GIVEN ENTRIES –

-=-=-=-=-

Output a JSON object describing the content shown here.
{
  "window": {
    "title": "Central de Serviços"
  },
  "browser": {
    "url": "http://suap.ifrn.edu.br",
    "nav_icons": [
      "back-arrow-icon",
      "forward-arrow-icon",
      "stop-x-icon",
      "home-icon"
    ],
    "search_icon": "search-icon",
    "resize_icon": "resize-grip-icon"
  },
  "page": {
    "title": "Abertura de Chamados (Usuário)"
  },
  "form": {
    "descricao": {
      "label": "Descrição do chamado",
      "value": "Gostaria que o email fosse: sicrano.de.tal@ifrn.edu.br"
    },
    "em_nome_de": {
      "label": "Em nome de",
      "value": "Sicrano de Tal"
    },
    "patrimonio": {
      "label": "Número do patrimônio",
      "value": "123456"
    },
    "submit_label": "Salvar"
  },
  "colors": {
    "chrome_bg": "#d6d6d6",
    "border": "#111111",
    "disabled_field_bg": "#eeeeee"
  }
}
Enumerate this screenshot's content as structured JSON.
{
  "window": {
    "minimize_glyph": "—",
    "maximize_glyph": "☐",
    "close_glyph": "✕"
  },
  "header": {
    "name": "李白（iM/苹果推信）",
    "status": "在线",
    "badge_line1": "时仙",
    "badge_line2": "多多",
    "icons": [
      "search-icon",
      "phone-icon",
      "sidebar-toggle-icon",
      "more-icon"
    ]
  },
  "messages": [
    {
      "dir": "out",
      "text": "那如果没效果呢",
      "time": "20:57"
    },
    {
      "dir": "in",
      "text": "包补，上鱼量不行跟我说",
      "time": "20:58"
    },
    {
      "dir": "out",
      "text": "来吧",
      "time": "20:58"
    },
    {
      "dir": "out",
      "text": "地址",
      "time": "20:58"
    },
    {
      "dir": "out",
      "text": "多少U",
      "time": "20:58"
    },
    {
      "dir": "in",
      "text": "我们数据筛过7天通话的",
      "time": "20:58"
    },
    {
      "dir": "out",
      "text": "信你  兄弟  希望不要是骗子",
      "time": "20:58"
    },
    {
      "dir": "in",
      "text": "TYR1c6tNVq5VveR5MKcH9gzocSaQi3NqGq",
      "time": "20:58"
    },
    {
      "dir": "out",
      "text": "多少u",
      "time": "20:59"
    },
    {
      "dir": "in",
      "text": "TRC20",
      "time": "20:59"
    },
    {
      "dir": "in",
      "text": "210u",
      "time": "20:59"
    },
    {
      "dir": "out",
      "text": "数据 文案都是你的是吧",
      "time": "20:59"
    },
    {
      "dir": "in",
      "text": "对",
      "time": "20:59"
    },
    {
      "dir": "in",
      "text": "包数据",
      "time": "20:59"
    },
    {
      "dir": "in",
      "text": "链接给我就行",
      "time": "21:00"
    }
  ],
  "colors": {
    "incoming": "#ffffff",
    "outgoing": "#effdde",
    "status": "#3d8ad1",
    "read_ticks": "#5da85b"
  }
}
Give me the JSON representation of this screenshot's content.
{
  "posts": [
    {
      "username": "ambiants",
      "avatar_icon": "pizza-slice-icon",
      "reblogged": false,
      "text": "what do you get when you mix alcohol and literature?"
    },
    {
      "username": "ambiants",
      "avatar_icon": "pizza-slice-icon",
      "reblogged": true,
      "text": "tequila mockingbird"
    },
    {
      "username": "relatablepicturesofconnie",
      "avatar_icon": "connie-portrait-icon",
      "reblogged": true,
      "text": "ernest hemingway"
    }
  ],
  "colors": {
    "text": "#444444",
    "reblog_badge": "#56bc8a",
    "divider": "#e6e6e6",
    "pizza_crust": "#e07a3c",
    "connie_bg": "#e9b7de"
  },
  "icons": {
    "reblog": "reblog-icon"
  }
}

-=-=-=-=-

TASK BRIEF – Extract every entry above as it appears.

RESULT BELOW –
Output a JSON object describing the content shown here.
{
  "window": {
    "title": "Central de Serviços"
  },
  "browser": {
    "url": "http://suap.ifrn.edu.br",
    "nav_icons": [
      "back-arrow-icon",
      "forward-arrow-icon",
      "stop-x-icon",
      "home-icon"
    ],
    "search_icon": "search-icon",
    "resize_icon": "resize-grip-icon"
  },
  "page": {
    "title": "Abertura de Chamados (Usuário)"
  },
  "form": {
    "descricao": {
      "label": "Descrição do chamado",
      "value": "Gostaria que o email fosse: sicrano.de.tal@ifrn.edu.br"
    },
    "em_nome_de": {
      "label": "Em nome de",
      "value": "Sicrano de Tal"
    },
    "patrimonio": {
      "label": "Número do patrimônio",
      "value": "123456"
    },
    "submit_label": "Salvar"
  },
  "colors": {
    "chrome_bg": "#d6d6d6",
    "border": "#111111",
    "disabled_field_bg": "#eeeeee"
  }
}
Enumerate this screenshot's content as structured JSON.
{
  "window": {
    "minimize_glyph": "—",
    "maximize_glyph": "☐",
    "close_glyph": "✕"
  },
  "header": {
    "name": "李白（iM/苹果推信）",
    "status": "在线",
    "badge_line1": "时仙",
    "badge_line2": "多多",
    "icons": [
      "search-icon",
      "phone-icon",
      "sidebar-toggle-icon",
      "more-icon"
    ]
  },
  "messages": [
    {
      "dir": "out",
      "text": "那如果没效果呢",
      "time": "20:57"
    },
    {
      "dir": "in",
      "text": "包补，上鱼量不行跟我说",
      "time": "20:58"
    },
    {
      "dir": "out",
      "text": "来吧",
      "time": "20:58"
    },
    {
      "dir": "out",
      "text": "地址",
      "time": "20:58"
    },
    {
      "dir": "out",
      "text": "多少U",
      "time": "20:58"
    },
    {
      "dir": "in",
      "text": "我们数据筛过7天通话的",
      "time": "20:58"
    },
    {
      "dir": "out",
      "text": "信你  兄弟  希望不要是骗子",
      "time": "20:58"
    },
    {
      "dir": "in",
      "text": "TYR1c6tNVq5VveR5MKcH9gzocSaQi3NqGq",
      "time": "20:58"
    },
    {
      "dir": "out",
      "text": "多少u",
      "time": "20:59"
    },
    {
      "dir": "in",
      "text": "TRC20",
      "time": "20:59"
    },
    {
      "dir": "in",
      "text": "210u",
      "time": "20:59"
    },
    {
      "dir": "out",
      "text": "数据 文案都是你的是吧",
      "time": "20:59"
    },
    {
      "dir": "in",
      "text": "对",
      "time": "20:59"
    },
    {
      "dir": "in",
      "text": "包数据",
      "time": "20:59"
    },
    {
      "dir": "in",
      "text": "链接给我就行",
      "time": "21:00"
    }
  ],
  "colors": {
    "incoming": "#ffffff",
    "outgoing": "#effdde",
    "status": "#3d8ad1",
    "read_ticks": "#5da85b"
  }
}
Give me the JSON representation of this screenshot's content.
{
  "posts": [
    {
      "username": "ambiants",
      "avatar_icon": "pizza-slice-icon",
      "reblogged": false,
      "text": "what do you get when you mix alcohol and literature?"
    },
    {
      "username": "ambiants",
      "avatar_icon": "pizza-slice-icon",
      "reblogged": true,
      "text": "tequila mockingbird"
    },
    {
      "username": "relatablepicturesofconnie",
      "avatar_icon": "connie-portrait-icon",
      "reblogged": true,
      "text": "ernest hemingway"
    }
  ],
  "colors": {
    "text": "#444444",
    "reblog_badge": "#56bc8a",
    "divider": "#e6e6e6",
    "pizza_crust": "#e07a3c",
    "connie_bg": "#e9b7de"
  },
  "icons": {
    "reblog": "reblog-icon"
  }
}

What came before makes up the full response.